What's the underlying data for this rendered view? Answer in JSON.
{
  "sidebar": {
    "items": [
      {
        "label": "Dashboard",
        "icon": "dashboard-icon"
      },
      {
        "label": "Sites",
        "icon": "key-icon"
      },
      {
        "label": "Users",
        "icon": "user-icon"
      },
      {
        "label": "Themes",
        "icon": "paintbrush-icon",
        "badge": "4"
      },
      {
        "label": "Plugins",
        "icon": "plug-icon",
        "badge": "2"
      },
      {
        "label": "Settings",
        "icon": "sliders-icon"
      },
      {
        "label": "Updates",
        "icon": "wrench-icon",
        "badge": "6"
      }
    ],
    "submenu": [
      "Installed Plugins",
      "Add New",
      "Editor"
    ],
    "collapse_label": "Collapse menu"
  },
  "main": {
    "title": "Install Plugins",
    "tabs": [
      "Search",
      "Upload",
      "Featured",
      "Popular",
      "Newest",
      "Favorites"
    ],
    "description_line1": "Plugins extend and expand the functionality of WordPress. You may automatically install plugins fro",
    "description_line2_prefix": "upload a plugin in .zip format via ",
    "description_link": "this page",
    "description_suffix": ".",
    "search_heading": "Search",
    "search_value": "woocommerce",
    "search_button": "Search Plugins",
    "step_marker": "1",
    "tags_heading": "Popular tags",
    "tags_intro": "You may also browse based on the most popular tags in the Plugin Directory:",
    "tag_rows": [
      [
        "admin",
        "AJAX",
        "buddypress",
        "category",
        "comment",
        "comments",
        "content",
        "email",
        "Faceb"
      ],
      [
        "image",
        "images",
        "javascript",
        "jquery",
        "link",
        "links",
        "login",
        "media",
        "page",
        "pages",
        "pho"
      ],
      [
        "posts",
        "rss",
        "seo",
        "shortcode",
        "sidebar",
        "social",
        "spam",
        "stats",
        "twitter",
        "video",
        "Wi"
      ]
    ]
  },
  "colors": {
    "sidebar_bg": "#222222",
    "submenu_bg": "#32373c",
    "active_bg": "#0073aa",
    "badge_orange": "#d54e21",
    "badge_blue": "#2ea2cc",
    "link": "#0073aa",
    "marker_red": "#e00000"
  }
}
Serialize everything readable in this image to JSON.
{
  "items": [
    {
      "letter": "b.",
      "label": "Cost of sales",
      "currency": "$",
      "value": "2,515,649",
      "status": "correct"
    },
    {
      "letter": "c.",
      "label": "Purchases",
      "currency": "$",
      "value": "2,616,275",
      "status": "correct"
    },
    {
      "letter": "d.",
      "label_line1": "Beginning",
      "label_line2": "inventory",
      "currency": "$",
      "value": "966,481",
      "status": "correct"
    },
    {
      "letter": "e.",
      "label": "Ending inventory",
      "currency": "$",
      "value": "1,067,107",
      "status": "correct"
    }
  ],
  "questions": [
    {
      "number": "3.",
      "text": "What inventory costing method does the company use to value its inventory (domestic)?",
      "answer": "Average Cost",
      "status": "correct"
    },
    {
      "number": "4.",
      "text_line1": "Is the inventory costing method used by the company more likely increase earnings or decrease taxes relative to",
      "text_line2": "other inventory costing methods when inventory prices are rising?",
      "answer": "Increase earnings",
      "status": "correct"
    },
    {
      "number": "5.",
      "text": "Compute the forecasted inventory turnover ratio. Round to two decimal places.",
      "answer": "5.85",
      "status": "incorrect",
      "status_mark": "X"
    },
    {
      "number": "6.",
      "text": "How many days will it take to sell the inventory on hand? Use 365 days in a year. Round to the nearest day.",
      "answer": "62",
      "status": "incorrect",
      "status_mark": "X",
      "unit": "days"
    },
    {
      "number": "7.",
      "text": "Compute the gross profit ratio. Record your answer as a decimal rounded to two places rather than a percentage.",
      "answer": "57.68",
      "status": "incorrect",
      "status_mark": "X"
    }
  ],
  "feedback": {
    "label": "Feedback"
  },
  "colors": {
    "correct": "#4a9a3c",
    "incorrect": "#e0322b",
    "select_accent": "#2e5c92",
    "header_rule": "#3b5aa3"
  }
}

═══

Repeat the material word for word, in full.

● Answer below
What's the underlying data for this rendered view? Answer in JSON.
{
  "sidebar": {
    "items": [
      {
        "label": "Dashboard",
        "icon": "dashboard-icon"
      },
      {
        "label": "Sites",
        "icon": "key-icon"
      },
      {
        "label": "Users",
        "icon": "user-icon"
      },
      {
        "label": "Themes",
        "icon": "paintbrush-icon",
        "badge": "4"
      },
      {
        "label": "Plugins",
        "icon": "plug-icon",
        "badge": "2"
      },
      {
        "label": "Settings",
        "icon": "sliders-icon"
      },
      {
        "label": "Updates",
        "icon": "wrench-icon",
        "badge": "6"
      }
    ],
    "submenu": [
      "Installed Plugins",
      "Add New",
      "Editor"
    ],
    "collapse_label": "Collapse menu"
  },
  "main": {
    "title": "Install Plugins",
    "tabs": [
      "Search",
      "Upload",
      "Featured",
      "Popular",
      "Newest",
      "Favorites"
    ],
    "description_line1": "Plugins extend and expand the functionality of WordPress. You may automatically install plugins fro",
    "description_line2_prefix": "upload a plugin in .zip format via ",
    "description_link": "this page",
    "description_suffix": ".",
    "search_heading": "Search",
    "search_value": "woocommerce",
    "search_button": "Search Plugins",
    "step_marker": "1",
    "tags_heading": "Popular tags",
    "tags_intro": "You may also browse based on the most popular tags in the Plugin Directory:",
    "tag_rows": [
      [
        "admin",
        "AJAX",
        "buddypress",
        "category",
        "comment",
        "comments",
        "content",
        "email",
        "Faceb"
      ],
      [
        "image",
        "images",
        "javascript",
        "jquery",
        "link",
        "links",
        "login",
        "media",
        "page",
        "pages",
        "pho"
      ],
      [
        "posts",
        "rss",
        "seo",
        "shortcode",
        "sidebar",
        "social",
        "spam",
        "stats",
        "twitter",
        "video",
        "Wi"
      ]
    ]
  },
  "colors": {
    "sidebar_bg": "#222222",
    "submenu_bg": "#32373c",
    "active_bg": "#0073aa",
    "badge_orange": "#d54e21",
    "badge_blue": "#2ea2cc",
    "link": "#0073aa",
    "marker_red": "#e00000"
  }
}
Serialize everything readable in this image to JSON.
{
  "items": [
    {
      "letter": "b.",
      "label": "Cost of sales",
      "currency": "$",
      "value": "2,515,649",
      "status": "correct"
    },
    {
      "letter": "c.",
      "label": "Purchases",
      "currency": "$",
      "value": "2,616,275",
      "status": "correct"
    },
    {
      "letter": "d.",
      "label_line1": "Beginning",
      "label_line2": "inventory",
      "currency": "$",
      "value": "966,481",
      "status": "correct"
    },
    {
      "letter": "e.",
      "label": "Ending inventory",
      "currency": "$",
      "value": "1,067,107",
      "status": "correct"
    }
  ],
  "questions": [
    {
      "number": "3.",
      "text": "What inventory costing method does the company use to value its inventory (domestic)?",
      "answer": "Average Cost",
      "status": "correct"
    },
    {
      "number": "4.",
      "text_line1": "Is the inventory costing method used by the company more likely increase earnings or decrease taxes relative to",
      "text_line2": "other inventory costing methods when inventory prices are rising?",
      "answer": "Increase earnings",
      "status": "correct"
    },
    {
      "number": "5.",
      "text": "Compute the forecasted inventory turnover ratio. Round to two decimal places.",
      "answer": "5.85",
      "status": "incorrect",
      "status_mark": "X"
    },
    {
      "number": "6.",
      "text": "How many days will it take to sell the inventory on hand? Use 365 days in a year. Round to the nearest day.",
      "answer": "62",
      "status": "incorrect",
      "status_mark": "X",
      "unit": "days"
    },
    {
      "number": "7.",
      "text": "Compute the gross profit ratio. Record your answer as a decimal rounded to two places rather than a percentage.",
      "answer": "57.68",
      "status": "incorrect",
      "status_mark": "X"
    }
  ],
  "feedback": {
    "label": "Feedback"
  },
  "colors": {
    "correct": "#4a9a3c",
    "incorrect": "#e0322b",
    "select_accent": "#2e5c92",
    "header_rule": "#3b5aa3"
  }
}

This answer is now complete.